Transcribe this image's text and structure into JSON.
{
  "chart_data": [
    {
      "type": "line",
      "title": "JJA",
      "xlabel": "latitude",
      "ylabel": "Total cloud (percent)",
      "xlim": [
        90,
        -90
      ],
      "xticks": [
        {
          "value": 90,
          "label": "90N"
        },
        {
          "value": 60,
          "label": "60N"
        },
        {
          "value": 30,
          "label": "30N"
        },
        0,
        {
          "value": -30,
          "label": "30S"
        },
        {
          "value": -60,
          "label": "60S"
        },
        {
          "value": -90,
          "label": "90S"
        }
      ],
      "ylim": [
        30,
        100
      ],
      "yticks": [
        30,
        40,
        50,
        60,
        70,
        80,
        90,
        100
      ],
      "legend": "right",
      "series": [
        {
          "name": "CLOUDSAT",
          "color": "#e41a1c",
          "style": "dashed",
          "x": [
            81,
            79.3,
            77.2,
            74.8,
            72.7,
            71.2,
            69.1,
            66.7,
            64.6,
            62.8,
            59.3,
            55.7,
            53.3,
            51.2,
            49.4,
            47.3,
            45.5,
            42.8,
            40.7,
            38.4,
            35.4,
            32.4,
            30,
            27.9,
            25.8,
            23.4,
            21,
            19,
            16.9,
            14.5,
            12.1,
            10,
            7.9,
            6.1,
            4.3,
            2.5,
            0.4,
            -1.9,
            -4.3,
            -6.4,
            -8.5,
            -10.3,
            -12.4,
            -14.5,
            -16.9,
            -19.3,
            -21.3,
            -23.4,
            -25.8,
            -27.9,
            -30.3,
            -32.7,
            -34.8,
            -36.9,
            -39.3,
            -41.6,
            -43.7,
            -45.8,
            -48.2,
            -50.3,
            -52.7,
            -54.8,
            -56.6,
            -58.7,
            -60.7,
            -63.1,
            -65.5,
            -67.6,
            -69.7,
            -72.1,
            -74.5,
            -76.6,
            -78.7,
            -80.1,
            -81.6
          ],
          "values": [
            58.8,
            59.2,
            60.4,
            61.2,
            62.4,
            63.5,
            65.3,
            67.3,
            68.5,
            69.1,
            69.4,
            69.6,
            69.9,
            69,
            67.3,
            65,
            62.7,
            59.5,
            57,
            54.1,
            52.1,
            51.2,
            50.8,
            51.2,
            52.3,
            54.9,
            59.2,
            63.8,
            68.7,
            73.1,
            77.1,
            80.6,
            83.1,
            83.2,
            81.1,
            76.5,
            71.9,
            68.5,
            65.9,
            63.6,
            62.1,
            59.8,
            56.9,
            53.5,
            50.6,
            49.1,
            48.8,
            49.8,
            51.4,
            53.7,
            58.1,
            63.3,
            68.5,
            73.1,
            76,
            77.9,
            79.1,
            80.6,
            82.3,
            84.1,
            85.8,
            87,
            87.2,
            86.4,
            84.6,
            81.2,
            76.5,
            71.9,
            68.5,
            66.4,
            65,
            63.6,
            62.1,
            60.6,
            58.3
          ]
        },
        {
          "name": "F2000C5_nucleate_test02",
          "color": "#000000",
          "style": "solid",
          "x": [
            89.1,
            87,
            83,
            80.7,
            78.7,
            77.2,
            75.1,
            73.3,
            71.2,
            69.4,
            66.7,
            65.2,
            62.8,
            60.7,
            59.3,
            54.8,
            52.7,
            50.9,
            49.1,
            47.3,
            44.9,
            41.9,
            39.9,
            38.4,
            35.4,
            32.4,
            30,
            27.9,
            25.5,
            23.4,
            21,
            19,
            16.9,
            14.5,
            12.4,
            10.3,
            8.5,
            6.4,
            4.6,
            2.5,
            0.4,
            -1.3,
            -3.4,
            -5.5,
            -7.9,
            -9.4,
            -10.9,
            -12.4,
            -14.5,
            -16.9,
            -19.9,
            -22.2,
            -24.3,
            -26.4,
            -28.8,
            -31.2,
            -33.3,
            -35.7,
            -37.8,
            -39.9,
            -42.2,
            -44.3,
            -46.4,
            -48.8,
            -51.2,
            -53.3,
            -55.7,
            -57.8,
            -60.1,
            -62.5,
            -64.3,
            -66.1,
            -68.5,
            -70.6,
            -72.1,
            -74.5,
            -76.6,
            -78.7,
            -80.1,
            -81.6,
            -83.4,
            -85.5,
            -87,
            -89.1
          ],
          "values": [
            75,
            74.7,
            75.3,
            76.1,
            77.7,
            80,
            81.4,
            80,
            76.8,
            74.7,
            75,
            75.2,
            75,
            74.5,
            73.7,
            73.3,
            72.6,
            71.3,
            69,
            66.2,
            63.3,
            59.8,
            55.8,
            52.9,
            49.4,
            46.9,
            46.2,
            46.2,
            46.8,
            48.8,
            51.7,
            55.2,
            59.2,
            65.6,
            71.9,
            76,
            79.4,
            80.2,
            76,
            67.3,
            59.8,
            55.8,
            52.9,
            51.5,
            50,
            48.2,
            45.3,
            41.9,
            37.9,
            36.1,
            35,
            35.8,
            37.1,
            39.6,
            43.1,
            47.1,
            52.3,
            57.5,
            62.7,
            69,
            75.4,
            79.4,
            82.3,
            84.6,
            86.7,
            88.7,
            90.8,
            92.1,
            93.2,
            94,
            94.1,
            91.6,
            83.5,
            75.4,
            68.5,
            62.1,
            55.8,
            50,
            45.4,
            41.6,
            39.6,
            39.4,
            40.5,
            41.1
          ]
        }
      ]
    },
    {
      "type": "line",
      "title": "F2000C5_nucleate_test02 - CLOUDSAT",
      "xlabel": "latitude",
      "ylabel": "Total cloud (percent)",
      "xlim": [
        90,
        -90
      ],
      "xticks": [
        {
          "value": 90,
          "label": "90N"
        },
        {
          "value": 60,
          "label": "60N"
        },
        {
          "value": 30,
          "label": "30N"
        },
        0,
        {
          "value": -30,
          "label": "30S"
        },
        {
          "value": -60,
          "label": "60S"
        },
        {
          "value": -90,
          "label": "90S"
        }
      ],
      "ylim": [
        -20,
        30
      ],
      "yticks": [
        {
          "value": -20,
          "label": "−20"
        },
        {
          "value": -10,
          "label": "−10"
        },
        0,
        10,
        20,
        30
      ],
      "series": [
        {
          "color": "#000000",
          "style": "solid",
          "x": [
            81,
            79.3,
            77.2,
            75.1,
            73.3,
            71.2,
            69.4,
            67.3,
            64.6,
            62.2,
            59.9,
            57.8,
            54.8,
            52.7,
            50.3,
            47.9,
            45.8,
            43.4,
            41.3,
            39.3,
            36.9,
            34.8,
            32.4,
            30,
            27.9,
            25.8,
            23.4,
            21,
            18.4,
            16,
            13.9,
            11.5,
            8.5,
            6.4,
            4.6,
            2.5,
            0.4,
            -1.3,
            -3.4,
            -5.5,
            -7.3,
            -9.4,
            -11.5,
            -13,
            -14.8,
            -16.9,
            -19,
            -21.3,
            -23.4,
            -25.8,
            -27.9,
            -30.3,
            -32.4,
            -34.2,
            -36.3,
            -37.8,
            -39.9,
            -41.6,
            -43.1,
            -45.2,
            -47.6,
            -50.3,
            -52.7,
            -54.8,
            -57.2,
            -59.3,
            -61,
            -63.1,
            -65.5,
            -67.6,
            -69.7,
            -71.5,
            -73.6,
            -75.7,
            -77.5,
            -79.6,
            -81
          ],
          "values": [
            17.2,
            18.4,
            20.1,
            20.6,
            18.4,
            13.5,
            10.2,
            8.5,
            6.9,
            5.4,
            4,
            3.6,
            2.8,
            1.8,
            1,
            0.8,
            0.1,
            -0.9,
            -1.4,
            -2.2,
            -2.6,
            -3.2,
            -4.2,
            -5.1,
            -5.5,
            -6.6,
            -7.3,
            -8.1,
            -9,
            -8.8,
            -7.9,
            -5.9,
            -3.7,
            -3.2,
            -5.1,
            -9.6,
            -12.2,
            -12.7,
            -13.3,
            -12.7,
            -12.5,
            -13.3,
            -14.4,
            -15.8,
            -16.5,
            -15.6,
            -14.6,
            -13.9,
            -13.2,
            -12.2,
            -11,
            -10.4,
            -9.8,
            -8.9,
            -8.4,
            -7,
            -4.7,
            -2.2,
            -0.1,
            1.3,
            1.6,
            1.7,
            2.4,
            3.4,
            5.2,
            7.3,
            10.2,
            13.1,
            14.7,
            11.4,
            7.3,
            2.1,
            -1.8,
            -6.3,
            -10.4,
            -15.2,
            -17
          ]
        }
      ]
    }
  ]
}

•••••

— Requirement —
Select all lines in the listing that include the word "name".

— Result —
          "name": "CLOUDSAT",
          "name": "F2000C5_nucleate_test02",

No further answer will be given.